Stored data
- - -
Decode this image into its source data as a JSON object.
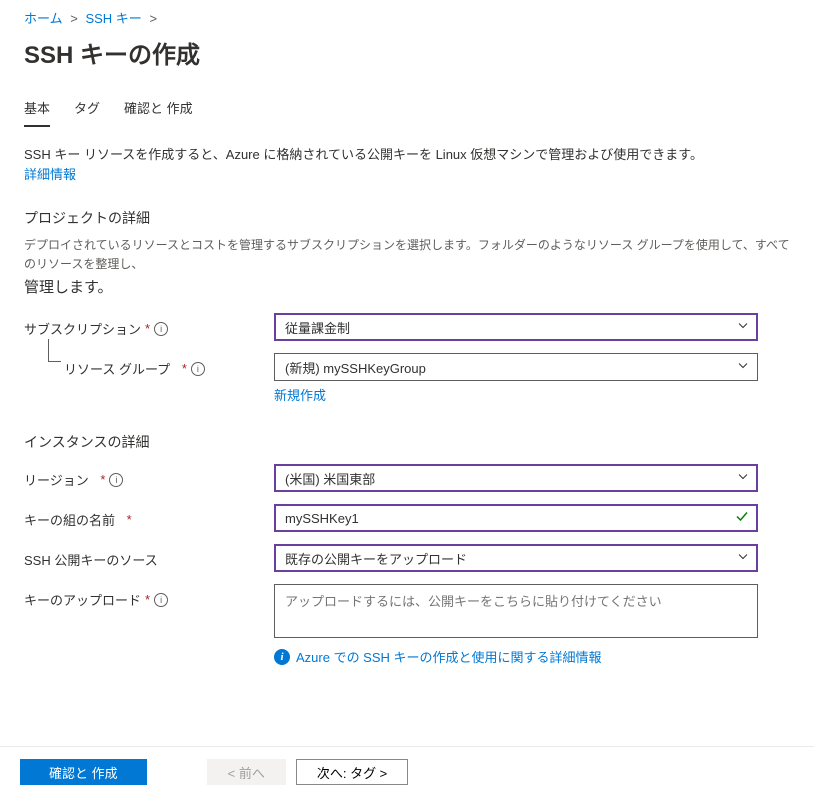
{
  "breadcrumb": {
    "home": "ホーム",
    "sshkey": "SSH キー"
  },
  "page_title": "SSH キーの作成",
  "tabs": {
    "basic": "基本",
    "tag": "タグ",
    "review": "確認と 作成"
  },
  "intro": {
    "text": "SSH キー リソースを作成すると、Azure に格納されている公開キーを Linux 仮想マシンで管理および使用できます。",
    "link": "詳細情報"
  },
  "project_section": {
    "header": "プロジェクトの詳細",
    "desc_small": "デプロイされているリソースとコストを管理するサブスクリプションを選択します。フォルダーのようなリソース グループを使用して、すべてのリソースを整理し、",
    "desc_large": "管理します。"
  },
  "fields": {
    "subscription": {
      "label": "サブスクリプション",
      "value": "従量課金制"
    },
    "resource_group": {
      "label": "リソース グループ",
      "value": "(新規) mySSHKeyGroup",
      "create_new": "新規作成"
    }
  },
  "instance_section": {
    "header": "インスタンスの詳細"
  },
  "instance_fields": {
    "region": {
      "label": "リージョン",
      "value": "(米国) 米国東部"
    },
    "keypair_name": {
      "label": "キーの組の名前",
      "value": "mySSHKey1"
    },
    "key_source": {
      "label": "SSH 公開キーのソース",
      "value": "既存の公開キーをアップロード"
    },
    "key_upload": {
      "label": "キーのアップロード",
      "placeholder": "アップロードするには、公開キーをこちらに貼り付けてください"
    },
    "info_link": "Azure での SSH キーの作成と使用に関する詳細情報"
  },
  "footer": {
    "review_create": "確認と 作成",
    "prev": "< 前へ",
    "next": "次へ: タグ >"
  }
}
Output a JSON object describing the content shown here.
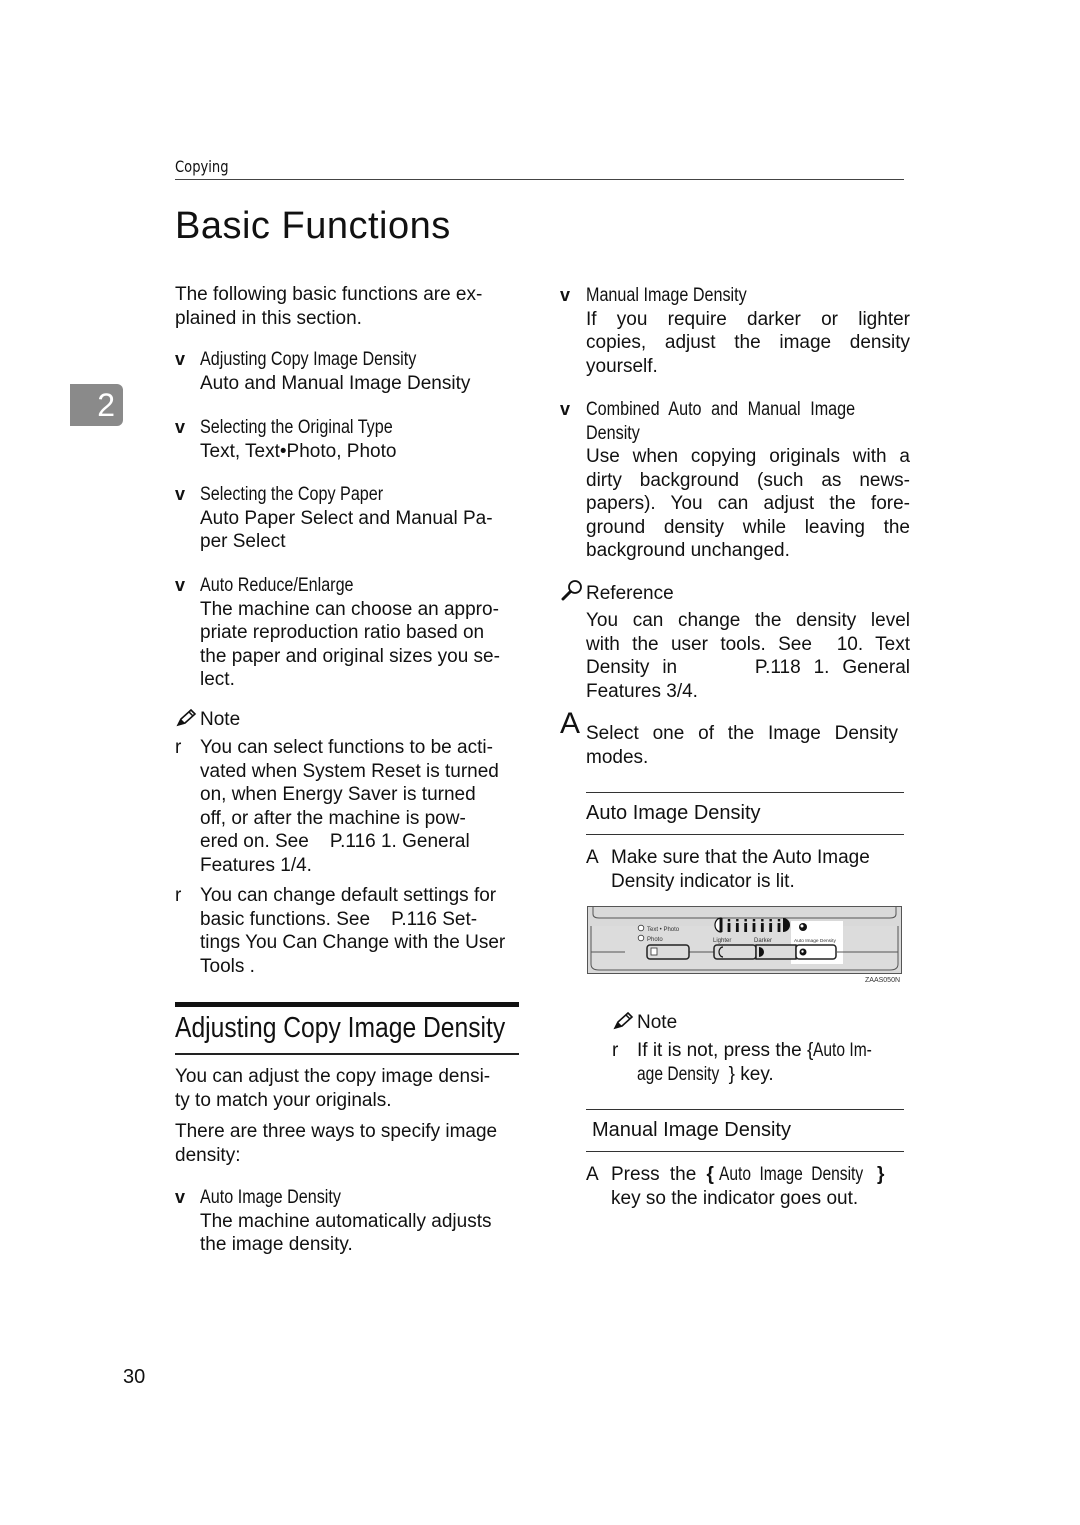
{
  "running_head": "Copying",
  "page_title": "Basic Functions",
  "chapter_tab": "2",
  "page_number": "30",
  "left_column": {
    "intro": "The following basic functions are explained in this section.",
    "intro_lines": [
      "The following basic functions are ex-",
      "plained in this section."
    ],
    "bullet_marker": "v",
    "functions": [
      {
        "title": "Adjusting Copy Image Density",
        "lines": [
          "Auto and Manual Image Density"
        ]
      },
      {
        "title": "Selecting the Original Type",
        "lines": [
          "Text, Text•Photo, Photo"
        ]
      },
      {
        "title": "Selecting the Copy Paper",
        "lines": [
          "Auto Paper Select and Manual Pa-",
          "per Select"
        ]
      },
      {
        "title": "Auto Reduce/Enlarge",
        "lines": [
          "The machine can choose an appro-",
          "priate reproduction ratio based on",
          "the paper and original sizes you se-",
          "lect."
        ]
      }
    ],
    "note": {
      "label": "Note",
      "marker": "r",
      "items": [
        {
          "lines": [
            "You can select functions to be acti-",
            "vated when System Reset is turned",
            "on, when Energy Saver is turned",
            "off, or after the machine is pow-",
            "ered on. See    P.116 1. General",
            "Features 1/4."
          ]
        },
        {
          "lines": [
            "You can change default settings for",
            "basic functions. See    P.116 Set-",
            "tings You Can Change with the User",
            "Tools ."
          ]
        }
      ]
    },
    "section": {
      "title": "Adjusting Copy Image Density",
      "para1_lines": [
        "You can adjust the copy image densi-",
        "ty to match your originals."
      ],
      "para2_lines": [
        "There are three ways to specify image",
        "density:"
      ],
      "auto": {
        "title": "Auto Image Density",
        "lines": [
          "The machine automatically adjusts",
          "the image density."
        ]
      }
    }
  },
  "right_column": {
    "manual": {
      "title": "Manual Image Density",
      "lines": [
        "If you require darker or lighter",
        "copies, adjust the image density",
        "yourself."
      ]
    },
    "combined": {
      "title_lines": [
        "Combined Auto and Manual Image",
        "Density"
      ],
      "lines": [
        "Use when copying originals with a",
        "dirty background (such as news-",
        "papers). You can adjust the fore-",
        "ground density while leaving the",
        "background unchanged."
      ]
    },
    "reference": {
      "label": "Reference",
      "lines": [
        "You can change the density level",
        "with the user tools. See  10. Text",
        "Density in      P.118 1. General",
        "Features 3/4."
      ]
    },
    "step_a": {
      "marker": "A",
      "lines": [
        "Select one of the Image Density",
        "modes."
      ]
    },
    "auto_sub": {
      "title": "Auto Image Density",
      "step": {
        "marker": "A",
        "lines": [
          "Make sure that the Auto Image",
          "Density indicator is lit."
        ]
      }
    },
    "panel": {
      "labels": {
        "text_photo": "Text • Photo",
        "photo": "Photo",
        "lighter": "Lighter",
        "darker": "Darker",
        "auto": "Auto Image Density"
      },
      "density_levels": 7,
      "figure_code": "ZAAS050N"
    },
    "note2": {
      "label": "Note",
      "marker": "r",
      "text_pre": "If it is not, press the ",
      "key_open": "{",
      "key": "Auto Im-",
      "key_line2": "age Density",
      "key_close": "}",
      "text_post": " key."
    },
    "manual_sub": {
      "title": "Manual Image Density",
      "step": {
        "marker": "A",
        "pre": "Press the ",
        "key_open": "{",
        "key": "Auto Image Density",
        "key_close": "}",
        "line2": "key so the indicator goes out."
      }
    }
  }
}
- - -
WORK INSTRUCTIONS
Using the listing above, work out how many of its lines include "lighter", and give only the result.

ANSWER TO THIS TASK
2